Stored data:

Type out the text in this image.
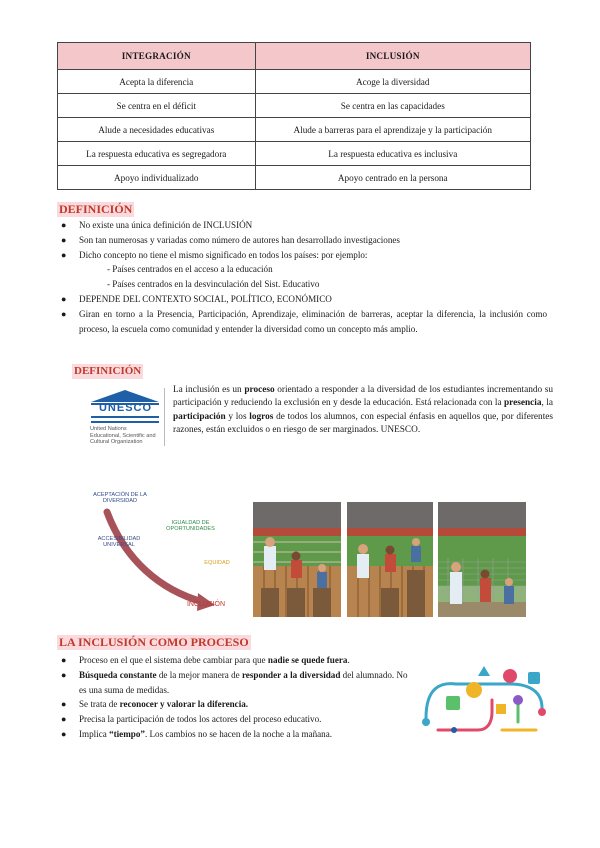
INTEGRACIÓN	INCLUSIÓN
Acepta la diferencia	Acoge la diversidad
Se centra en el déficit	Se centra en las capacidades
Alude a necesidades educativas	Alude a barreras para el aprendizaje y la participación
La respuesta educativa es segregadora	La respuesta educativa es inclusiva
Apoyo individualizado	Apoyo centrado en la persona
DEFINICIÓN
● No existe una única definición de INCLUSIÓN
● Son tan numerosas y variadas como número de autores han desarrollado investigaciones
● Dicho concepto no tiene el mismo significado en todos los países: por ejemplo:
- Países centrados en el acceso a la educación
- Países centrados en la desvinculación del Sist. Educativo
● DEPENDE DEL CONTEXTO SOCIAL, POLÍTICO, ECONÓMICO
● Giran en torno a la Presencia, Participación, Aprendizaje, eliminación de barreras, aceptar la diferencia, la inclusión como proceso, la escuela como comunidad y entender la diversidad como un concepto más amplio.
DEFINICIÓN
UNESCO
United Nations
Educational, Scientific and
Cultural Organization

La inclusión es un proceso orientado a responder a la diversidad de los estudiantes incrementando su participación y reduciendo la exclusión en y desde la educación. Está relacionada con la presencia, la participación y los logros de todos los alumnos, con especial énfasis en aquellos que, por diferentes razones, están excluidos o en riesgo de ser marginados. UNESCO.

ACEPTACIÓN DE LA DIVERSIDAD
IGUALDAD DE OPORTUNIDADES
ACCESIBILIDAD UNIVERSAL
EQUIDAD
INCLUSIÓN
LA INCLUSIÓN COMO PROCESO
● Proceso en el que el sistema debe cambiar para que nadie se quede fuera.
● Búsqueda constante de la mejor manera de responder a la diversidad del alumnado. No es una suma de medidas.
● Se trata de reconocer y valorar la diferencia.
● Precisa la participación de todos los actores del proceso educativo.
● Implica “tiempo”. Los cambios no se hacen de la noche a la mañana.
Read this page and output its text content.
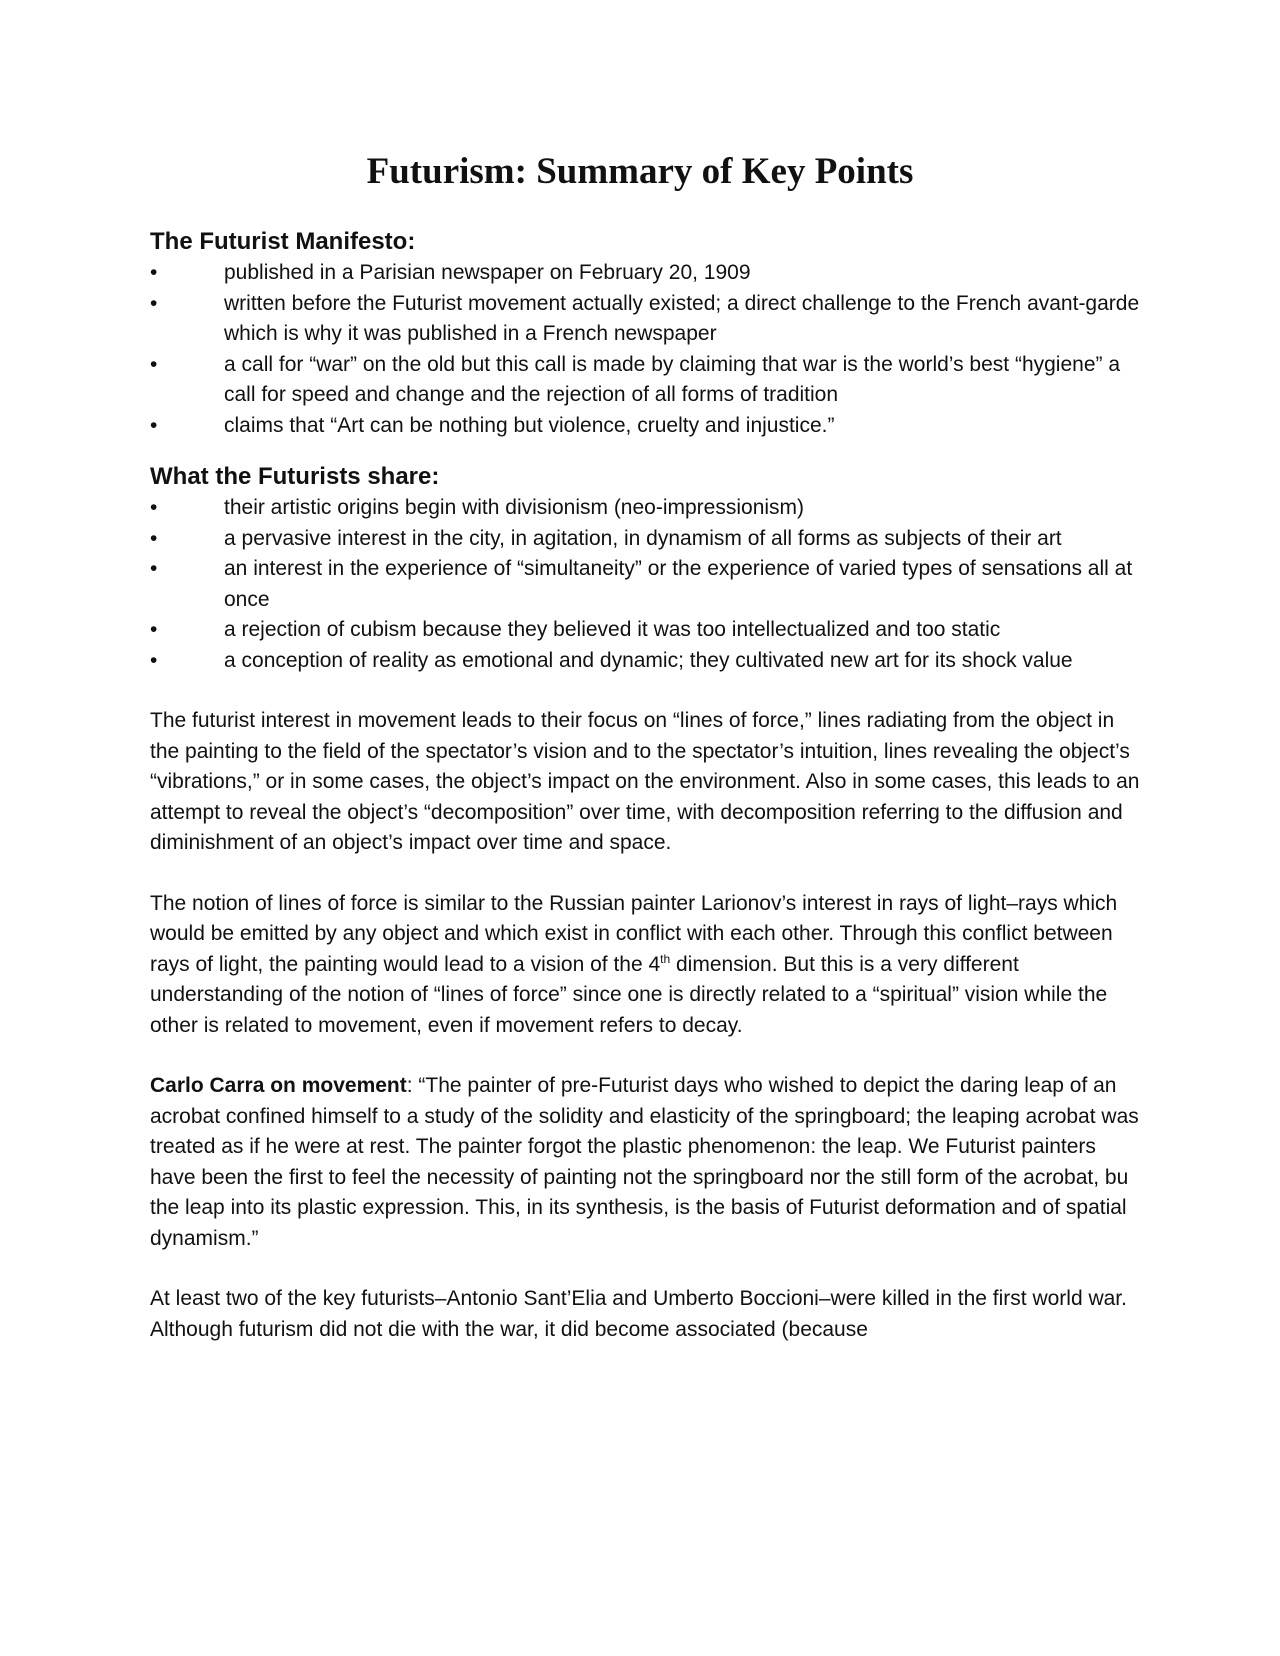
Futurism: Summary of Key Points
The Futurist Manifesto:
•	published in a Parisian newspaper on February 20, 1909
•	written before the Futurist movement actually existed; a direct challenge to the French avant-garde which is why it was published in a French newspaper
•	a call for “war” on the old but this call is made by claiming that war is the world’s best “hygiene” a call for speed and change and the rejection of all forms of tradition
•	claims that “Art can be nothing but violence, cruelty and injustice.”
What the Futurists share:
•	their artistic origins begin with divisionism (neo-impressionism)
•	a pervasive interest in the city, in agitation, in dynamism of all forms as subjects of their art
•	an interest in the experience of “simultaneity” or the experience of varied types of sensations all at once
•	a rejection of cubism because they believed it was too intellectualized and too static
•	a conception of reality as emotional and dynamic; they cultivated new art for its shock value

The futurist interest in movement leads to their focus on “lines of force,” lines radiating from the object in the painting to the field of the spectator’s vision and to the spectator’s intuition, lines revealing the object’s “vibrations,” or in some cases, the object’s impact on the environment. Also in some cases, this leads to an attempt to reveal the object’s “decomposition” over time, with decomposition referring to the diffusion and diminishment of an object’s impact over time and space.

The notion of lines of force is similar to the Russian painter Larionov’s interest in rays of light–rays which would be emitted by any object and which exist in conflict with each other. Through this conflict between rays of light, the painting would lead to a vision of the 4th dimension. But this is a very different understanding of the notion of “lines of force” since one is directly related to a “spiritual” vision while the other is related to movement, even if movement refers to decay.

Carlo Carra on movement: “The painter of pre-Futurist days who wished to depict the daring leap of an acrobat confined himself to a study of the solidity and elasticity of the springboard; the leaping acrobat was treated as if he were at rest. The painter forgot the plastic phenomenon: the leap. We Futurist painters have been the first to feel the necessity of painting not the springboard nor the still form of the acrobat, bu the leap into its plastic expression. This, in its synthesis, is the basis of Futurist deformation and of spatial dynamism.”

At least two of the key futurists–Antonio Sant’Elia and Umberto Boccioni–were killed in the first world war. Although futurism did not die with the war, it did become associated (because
==
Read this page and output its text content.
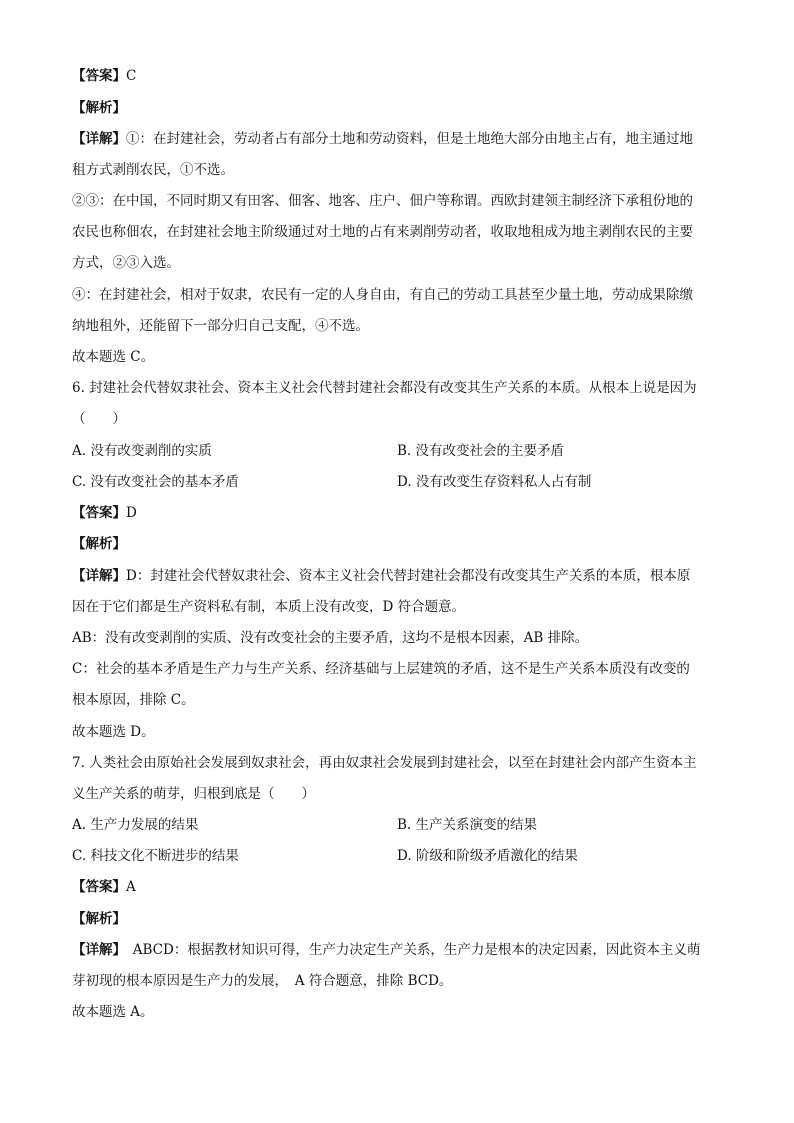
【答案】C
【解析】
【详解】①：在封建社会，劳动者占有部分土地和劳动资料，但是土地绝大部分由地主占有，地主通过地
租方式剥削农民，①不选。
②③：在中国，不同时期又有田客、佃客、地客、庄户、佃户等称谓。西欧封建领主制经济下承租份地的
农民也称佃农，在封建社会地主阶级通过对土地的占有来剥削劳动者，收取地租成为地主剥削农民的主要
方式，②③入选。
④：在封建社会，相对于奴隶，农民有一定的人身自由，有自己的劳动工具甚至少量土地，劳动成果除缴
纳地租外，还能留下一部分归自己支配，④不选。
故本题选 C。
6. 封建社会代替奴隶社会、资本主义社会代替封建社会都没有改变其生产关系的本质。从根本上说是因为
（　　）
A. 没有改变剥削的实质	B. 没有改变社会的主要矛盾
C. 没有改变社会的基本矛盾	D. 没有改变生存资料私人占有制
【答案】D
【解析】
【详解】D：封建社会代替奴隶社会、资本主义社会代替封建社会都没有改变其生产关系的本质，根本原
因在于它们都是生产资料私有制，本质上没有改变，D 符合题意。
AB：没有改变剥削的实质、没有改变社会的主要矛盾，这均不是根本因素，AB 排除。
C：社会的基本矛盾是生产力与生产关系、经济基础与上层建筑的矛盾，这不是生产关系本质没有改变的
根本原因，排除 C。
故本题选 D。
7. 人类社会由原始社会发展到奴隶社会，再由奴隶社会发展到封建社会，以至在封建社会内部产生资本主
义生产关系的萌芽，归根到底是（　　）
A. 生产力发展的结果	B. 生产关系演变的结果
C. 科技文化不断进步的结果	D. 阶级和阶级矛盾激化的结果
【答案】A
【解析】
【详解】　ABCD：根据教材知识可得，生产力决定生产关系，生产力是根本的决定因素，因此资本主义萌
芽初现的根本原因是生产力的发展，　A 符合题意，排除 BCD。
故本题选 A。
--
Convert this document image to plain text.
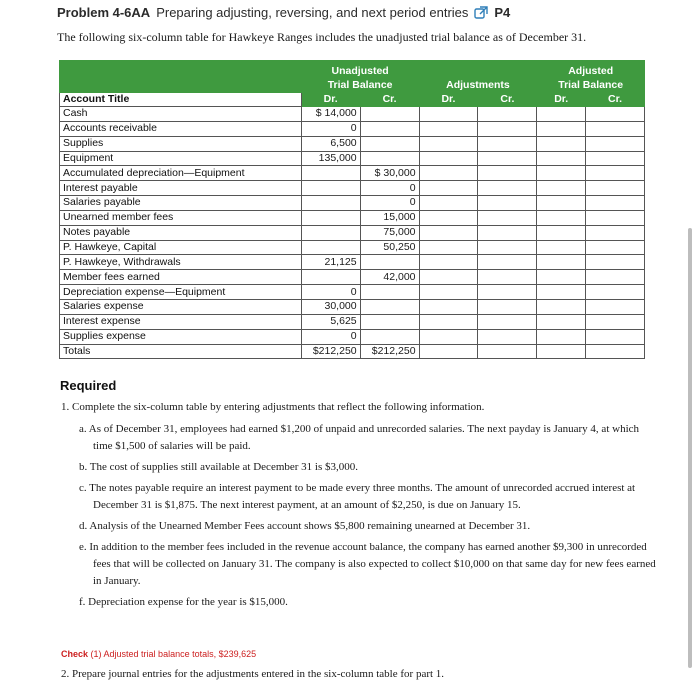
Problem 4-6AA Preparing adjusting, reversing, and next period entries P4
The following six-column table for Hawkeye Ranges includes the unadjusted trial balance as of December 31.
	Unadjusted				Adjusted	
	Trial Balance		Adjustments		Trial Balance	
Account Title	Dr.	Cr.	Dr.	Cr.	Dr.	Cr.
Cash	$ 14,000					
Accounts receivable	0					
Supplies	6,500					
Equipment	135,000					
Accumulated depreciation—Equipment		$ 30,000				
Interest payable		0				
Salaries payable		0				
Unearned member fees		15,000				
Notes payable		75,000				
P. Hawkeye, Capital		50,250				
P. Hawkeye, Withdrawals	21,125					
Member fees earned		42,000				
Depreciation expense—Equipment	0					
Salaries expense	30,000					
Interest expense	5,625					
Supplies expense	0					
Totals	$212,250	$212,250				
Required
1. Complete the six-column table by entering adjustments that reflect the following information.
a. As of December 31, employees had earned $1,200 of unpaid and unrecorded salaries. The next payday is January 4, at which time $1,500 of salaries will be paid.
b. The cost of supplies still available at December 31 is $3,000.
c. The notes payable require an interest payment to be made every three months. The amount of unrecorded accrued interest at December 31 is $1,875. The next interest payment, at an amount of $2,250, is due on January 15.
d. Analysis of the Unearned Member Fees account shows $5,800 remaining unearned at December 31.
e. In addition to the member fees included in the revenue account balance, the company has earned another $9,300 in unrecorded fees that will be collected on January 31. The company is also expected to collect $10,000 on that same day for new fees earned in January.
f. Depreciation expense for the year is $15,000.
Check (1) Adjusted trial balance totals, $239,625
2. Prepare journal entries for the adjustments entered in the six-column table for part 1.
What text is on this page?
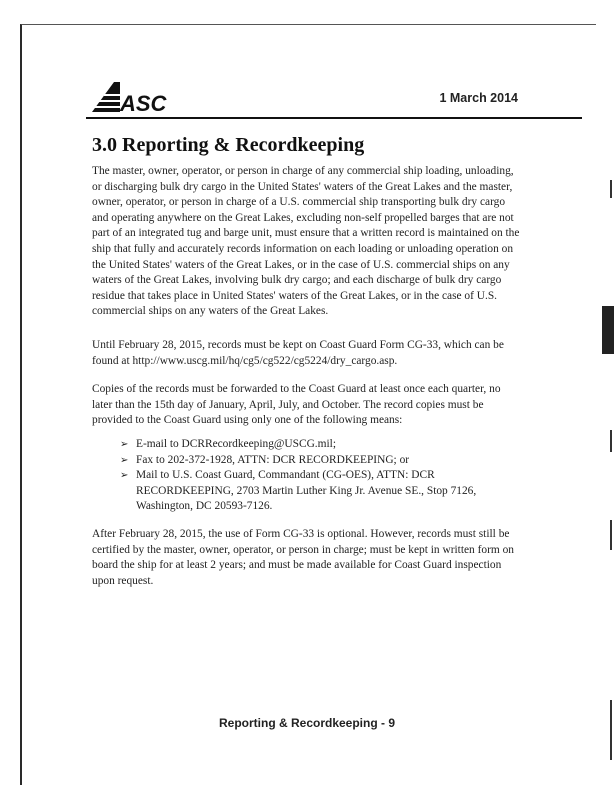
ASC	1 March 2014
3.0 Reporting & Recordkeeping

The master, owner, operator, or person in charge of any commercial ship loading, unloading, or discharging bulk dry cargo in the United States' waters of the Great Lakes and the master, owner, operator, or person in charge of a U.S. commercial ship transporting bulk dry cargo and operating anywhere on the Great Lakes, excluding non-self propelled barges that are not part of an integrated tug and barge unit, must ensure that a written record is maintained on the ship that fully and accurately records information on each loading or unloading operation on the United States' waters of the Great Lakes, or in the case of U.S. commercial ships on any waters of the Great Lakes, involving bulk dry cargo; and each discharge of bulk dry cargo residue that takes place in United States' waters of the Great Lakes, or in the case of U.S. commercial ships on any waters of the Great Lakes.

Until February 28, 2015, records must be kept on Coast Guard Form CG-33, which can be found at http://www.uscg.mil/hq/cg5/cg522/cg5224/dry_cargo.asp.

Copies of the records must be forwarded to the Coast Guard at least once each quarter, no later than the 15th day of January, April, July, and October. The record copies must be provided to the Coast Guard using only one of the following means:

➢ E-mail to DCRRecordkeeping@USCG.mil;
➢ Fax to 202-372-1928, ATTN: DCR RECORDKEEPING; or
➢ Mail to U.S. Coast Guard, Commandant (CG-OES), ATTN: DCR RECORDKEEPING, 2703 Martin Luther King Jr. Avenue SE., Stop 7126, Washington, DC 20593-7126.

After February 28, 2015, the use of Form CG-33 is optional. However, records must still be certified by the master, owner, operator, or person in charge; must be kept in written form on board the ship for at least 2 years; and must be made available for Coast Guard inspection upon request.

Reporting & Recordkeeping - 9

WORK TO BE COMPLETED
Write out each line of the data that holds the string "next".

SOLUTION TO THIS TASK
Problem 4-6AA Preparing adjusting, reversing, and next period entries P4
a. As of December 31, employees had earned $1,200 of unpaid and unrecorded salaries. The next payday is January 4, at which time $1,500 of salaries will be paid.
c. The notes payable require an interest payment to be made every three months. The amount of unrecorded accrued interest at December 31 is $1,875. The next interest payment, at an amount of $2,250, is due on January 15.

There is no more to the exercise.